**YOUR INSTRUCTIONS**
With the images removed, repeat the data below exactly.

**GIVEN INFORMATION**

┏━━

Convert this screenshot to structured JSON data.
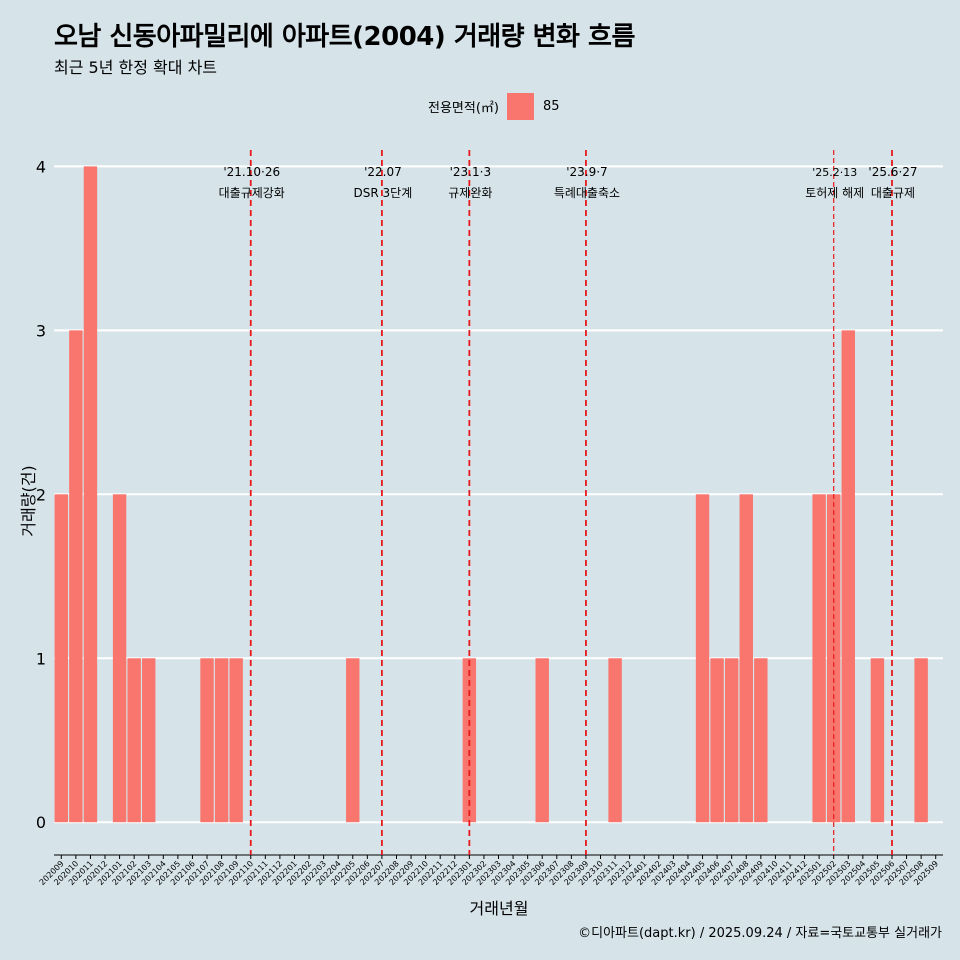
{
  "title": "오남 신동아파밀리에 아파트(2004) 거래량 변화 흐름",
  "subtitle": "최근 5년 한정 확대 차트",
  "caption": "©디아파트(dapt.kr) / 2025.09.24 / 자료=국토교통부 실거래가",
  "colors": {
    "background": "#d6e4ea",
    "bar": "#f8766d",
    "grid": "#ffffff",
    "event_line": "#e8191b"
  },
  "chart_data": {
    "type": "bar",
    "xlabel": "거래년월",
    "ylabel": "거래량(건)",
    "ylim": [
      -0.2,
      4.1
    ],
    "yticks": [
      0,
      1,
      2,
      3,
      4
    ],
    "legend": {
      "title": "전용면적(㎡)",
      "entries": [
        "85"
      ],
      "position": "top"
    },
    "categories": [
      "202009",
      "202010",
      "202011",
      "202012",
      "202101",
      "202102",
      "202103",
      "202104",
      "202105",
      "202106",
      "202107",
      "202108",
      "202109",
      "202110",
      "202111",
      "202112",
      "202201",
      "202202",
      "202203",
      "202204",
      "202205",
      "202206",
      "202207",
      "202208",
      "202209",
      "202210",
      "202211",
      "202212",
      "202301",
      "202302",
      "202303",
      "202304",
      "202305",
      "202306",
      "202307",
      "202308",
      "202309",
      "202310",
      "202311",
      "202312",
      "202401",
      "202402",
      "202403",
      "202404",
      "202405",
      "202406",
      "202407",
      "202408",
      "202409",
      "202410",
      "202411",
      "202412",
      "202501",
      "202502",
      "202503",
      "202504",
      "202505",
      "202506",
      "202507",
      "202508",
      "202509"
    ],
    "series": [
      {
        "name": "85",
        "values": [
          2,
          3,
          4,
          0,
          2,
          1,
          1,
          0,
          0,
          0,
          1,
          1,
          1,
          0,
          0,
          0,
          0,
          0,
          0,
          0,
          1,
          0,
          0,
          0,
          0,
          0,
          0,
          0,
          1,
          0,
          0,
          0,
          0,
          1,
          0,
          0,
          0,
          0,
          1,
          0,
          0,
          0,
          0,
          0,
          2,
          1,
          1,
          2,
          1,
          0,
          0,
          0,
          2,
          2,
          3,
          0,
          1,
          0,
          0,
          1,
          0
        ]
      }
    ],
    "events": [
      {
        "at": 13.0,
        "date": "'21.10·26",
        "label": "대출규제강화",
        "dash": "long"
      },
      {
        "at": 22.0,
        "date": "'22.07",
        "label": "DSR 3단계",
        "dash": "long"
      },
      {
        "at": 28.0,
        "date": "'23.1·3",
        "label": "규제완화",
        "dash": "long"
      },
      {
        "at": 36.0,
        "date": "'23.9·7",
        "label": "특례대출축소",
        "dash": "long"
      },
      {
        "at": 53.0,
        "date": "'25.2·13",
        "label": "토허제 해제",
        "dash": "short"
      },
      {
        "at": 57.0,
        "date": "'25.6·27",
        "label": "대출규제",
        "dash": "long"
      }
    ]
  }
}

┗━━

**EXERCISE SOLUTION**
Convert this screenshot to structured JSON data.
{
  "title": "오남 신동아파밀리에 아파트(2004) 거래량 변화 흐름",
  "subtitle": "최근 5년 한정 확대 차트",
  "caption": "©디아파트(dapt.kr) / 2025.09.24 / 자료=국토교통부 실거래가",
  "colors": {
    "background": "#d6e4ea",
    "bar": "#f8766d",
    "grid": "#ffffff",
    "event_line": "#e8191b"
  },
  "chart_data": {
    "type": "bar",
    "xlabel": "거래년월",
    "ylabel": "거래량(건)",
    "ylim": [
      -0.2,
      4.1
    ],
    "yticks": [
      0,
      1,
      2,
      3,
      4
    ],
    "legend": {
      "title": "전용면적(㎡)",
      "entries": [
        "85"
      ],
      "position": "top"
    },
    "categories": [
      "202009",
      "202010",
      "202011",
      "202012",
      "202101",
      "202102",
      "202103",
      "202104",
      "202105",
      "202106",
      "202107",
      "202108",
      "202109",
      "202110",
      "202111",
      "202112",
      "202201",
      "202202",
      "202203",
      "202204",
      "202205",
      "202206",
      "202207",
      "202208",
      "202209",
      "202210",
      "202211",
      "202212",
      "202301",
      "202302",
      "202303",
      "202304",
      "202305",
      "202306",
      "202307",
      "202308",
      "202309",
      "202310",
      "202311",
      "202312",
      "202401",
      "202402",
      "202403",
      "202404",
      "202405",
      "202406",
      "202407",
      "202408",
      "202409",
      "202410",
      "202411",
      "202412",
      "202501",
      "202502",
      "202503",
      "202504",
      "202505",
      "202506",
      "202507",
      "202508",
      "202509"
    ],
    "series": [
      {
        "name": "85",
        "values": [
          2,
          3,
          4,
          0,
          2,
          1,
          1,
          0,
          0,
          0,
          1,
          1,
          1,
          0,
          0,
          0,
          0,
          0,
          0,
          0,
          1,
          0,
          0,
          0,
          0,
          0,
          0,
          0,
          1,
          0,
          0,
          0,
          0,
          1,
          0,
          0,
          0,
          0,
          1,
          0,
          0,
          0,
          0,
          0,
          2,
          1,
          1,
          2,
          1,
          0,
          0,
          0,
          2,
          2,
          3,
          0,
          1,
          0,
          0,
          1,
          0
        ]
      }
    ],
    "events": [
      {
        "at": 13.0,
        "date": "'21.10·26",
        "label": "대출규제강화",
        "dash": "long"
      },
      {
        "at": 22.0,
        "date": "'22.07",
        "label": "DSR 3단계",
        "dash": "long"
      },
      {
        "at": 28.0,
        "date": "'23.1·3",
        "label": "규제완화",
        "dash": "long"
      },
      {
        "at": 36.0,
        "date": "'23.9·7",
        "label": "특례대출축소",
        "dash": "long"
      },
      {
        "at": 53.0,
        "date": "'25.2·13",
        "label": "토허제 해제",
        "dash": "short"
      },
      {
        "at": 57.0,
        "date": "'25.6·27",
        "label": "대출규제",
        "dash": "long"
      }
    ]
  }
}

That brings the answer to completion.